-- INPUT --
## Start
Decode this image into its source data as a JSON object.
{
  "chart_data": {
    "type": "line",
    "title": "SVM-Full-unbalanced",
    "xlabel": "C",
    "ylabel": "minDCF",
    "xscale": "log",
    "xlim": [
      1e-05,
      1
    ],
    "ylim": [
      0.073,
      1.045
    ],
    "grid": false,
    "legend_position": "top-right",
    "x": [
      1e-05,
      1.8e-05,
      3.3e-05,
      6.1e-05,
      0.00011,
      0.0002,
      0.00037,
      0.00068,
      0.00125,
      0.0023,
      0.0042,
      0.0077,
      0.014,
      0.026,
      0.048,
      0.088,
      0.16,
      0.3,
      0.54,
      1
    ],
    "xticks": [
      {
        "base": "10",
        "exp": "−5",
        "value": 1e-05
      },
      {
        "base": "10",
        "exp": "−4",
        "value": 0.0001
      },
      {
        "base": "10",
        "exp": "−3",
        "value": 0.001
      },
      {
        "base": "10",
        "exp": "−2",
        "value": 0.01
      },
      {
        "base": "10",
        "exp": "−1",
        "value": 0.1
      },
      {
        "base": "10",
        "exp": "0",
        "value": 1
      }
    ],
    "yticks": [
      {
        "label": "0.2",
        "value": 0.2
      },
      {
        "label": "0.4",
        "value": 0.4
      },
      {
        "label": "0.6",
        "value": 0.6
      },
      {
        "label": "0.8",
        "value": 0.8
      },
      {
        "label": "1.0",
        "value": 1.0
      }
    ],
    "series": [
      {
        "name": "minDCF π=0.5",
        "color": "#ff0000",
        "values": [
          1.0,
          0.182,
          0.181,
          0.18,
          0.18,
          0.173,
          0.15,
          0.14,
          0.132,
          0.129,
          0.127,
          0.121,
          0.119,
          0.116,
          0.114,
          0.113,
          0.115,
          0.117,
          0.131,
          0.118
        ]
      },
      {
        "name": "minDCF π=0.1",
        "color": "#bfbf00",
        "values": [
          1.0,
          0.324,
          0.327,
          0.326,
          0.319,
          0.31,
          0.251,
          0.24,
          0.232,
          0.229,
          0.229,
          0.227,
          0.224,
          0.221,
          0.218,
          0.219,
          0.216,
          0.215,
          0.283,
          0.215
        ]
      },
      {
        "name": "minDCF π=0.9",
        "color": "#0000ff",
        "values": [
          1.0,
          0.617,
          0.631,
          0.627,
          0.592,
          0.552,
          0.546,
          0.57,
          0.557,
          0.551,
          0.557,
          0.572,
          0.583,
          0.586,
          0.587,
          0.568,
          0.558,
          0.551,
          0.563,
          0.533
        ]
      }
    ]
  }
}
## End
-- TASK BRIEF --
From the data above, copy out every line with the string "color" in it.

-- FINAL RESULT --
        "color": "#ff0000",
        "color": "#bfbf00",
        "color": "#0000ff",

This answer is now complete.